INFORMATION PROVIDED:

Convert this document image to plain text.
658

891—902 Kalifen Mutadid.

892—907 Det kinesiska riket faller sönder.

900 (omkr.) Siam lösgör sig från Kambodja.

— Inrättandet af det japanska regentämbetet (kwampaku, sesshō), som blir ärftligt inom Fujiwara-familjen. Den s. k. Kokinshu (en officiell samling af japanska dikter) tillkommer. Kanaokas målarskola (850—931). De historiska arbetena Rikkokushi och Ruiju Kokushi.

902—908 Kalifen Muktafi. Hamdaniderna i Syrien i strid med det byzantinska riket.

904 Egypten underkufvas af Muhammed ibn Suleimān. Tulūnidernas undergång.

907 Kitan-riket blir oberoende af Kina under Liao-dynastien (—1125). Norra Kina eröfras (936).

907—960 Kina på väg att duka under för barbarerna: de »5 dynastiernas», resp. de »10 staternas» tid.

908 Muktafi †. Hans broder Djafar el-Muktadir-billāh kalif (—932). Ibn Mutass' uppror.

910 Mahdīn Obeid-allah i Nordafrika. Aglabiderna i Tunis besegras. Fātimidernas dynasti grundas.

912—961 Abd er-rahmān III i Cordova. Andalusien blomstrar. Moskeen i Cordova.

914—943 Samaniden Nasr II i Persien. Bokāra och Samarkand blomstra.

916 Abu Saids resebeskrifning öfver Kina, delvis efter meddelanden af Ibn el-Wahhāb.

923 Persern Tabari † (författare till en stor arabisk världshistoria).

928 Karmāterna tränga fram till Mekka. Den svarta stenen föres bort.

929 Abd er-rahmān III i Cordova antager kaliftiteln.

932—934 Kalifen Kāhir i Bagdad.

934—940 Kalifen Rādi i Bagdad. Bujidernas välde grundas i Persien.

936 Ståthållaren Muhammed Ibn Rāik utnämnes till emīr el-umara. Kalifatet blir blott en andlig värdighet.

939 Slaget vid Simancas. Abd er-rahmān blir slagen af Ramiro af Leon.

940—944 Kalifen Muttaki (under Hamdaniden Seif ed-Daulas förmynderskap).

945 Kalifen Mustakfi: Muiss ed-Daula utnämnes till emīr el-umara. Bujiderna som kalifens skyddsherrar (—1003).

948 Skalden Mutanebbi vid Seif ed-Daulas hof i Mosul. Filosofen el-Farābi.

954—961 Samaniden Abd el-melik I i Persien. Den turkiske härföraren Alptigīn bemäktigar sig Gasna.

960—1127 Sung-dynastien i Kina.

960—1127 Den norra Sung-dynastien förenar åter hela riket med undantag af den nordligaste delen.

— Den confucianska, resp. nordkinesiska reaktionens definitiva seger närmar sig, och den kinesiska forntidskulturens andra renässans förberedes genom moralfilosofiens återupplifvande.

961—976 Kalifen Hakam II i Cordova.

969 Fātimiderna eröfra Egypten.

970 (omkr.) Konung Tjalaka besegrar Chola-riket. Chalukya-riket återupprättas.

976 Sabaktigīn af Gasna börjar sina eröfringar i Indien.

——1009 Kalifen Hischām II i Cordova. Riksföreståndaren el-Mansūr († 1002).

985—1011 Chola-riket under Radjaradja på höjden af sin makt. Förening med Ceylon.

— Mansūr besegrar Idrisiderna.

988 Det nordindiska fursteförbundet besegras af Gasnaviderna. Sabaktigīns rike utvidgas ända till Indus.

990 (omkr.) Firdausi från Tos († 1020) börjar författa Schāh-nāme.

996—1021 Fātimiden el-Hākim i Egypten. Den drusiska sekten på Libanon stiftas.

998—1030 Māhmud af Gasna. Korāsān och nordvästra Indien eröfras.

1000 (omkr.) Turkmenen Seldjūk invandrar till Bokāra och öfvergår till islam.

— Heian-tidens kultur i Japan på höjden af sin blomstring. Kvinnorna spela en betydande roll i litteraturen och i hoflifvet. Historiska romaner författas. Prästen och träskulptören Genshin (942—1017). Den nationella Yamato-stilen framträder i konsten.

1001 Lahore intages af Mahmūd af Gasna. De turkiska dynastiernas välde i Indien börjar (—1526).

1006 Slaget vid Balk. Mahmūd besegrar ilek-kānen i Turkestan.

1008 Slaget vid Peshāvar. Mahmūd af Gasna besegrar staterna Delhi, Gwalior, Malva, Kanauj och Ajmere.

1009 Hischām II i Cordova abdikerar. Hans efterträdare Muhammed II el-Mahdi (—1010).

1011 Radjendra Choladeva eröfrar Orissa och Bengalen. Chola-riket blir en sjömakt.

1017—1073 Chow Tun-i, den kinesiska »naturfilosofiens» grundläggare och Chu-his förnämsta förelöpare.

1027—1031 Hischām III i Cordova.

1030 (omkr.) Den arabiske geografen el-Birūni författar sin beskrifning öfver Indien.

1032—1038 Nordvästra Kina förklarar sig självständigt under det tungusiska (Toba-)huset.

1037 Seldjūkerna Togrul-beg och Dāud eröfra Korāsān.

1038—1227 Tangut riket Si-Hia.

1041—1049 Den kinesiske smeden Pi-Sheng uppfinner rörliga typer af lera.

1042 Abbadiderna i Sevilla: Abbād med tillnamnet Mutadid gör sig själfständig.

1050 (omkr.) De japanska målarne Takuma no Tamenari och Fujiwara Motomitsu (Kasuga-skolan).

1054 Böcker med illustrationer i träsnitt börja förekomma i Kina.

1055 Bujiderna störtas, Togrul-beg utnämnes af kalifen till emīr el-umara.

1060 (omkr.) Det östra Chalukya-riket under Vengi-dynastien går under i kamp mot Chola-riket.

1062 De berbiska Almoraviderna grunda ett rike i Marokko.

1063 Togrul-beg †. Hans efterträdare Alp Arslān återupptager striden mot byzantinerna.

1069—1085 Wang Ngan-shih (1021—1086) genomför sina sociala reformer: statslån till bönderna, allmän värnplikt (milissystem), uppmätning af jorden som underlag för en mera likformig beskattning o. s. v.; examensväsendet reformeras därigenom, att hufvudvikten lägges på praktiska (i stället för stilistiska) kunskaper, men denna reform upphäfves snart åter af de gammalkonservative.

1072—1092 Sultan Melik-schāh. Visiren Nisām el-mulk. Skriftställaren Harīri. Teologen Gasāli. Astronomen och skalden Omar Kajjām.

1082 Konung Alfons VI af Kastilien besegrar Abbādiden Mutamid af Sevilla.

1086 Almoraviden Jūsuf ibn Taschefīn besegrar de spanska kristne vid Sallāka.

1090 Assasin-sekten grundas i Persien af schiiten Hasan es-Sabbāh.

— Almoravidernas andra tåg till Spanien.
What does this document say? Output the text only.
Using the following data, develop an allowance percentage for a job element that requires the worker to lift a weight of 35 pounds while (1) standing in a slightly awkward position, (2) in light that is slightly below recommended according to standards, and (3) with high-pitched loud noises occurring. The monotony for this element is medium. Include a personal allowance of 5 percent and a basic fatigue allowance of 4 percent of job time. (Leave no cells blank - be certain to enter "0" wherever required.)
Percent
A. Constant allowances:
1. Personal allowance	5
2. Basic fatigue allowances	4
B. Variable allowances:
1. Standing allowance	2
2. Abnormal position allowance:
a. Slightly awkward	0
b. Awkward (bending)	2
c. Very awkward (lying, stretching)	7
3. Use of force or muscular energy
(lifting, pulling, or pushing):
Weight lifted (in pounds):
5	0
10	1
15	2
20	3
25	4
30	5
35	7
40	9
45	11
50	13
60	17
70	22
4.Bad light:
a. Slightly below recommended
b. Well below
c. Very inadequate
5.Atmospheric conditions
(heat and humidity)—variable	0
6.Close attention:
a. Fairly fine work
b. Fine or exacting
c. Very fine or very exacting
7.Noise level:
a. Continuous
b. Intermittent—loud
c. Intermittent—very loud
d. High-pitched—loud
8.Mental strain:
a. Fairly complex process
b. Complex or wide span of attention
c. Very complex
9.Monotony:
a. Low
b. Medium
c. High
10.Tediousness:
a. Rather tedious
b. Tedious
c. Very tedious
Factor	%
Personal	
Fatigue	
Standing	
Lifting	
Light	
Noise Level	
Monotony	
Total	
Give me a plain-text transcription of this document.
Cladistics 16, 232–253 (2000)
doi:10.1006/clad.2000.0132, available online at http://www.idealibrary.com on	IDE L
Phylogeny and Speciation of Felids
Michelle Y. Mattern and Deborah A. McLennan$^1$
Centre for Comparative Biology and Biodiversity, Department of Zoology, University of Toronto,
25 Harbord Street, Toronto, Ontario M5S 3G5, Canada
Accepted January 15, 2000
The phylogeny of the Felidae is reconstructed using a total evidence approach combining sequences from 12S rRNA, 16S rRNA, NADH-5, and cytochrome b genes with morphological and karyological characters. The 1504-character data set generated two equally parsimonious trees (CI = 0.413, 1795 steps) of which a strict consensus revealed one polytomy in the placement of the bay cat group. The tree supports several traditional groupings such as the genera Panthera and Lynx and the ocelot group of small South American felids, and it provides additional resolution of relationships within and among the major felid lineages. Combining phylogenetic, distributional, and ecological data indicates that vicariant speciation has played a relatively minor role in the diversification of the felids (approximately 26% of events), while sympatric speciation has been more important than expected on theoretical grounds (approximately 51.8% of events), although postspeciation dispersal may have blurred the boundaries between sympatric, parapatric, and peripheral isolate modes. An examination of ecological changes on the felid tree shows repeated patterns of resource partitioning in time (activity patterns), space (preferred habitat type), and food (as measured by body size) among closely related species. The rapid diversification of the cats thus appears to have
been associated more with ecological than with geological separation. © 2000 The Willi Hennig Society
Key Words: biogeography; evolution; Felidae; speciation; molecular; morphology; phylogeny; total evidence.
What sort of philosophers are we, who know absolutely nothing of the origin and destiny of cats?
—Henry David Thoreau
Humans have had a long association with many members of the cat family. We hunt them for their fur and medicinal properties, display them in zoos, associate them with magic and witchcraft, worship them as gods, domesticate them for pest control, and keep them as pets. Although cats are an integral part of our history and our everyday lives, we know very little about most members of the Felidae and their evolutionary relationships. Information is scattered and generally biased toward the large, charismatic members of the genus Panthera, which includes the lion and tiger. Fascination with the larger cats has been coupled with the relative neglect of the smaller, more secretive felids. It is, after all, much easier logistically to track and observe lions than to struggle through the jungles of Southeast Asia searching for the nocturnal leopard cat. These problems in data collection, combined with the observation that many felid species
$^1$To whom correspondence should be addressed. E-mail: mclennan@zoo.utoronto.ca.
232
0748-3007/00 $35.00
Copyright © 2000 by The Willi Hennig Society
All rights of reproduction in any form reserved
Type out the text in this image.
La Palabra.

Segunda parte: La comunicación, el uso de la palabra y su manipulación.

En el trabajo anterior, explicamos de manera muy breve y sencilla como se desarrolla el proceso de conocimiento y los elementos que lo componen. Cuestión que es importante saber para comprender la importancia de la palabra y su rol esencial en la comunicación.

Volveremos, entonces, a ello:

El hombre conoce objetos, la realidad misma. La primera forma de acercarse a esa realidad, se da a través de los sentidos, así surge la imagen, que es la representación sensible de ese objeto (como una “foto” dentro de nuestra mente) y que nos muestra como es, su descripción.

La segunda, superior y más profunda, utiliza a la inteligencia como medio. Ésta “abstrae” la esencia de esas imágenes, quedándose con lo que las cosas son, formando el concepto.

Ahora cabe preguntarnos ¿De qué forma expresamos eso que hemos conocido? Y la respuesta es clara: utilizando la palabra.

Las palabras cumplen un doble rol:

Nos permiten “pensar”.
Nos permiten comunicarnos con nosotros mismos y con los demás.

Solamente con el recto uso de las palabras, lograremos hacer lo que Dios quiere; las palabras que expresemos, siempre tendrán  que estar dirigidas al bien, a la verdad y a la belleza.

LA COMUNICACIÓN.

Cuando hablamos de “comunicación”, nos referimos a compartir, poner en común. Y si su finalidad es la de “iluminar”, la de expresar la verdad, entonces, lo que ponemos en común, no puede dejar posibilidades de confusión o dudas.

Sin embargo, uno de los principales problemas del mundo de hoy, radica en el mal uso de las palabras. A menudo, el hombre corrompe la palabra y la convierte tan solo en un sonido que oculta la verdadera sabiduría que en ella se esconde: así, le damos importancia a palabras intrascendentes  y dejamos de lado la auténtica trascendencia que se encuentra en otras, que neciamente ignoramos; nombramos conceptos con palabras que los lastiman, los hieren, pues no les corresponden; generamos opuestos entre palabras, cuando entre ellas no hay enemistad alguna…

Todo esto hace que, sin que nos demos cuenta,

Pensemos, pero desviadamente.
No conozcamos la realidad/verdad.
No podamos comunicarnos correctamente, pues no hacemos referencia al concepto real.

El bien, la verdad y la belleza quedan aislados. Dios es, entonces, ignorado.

TASK TO COMPLETE: A single figure is the whole answer here: the number of lines in the records above that include "below".

REPLY: 3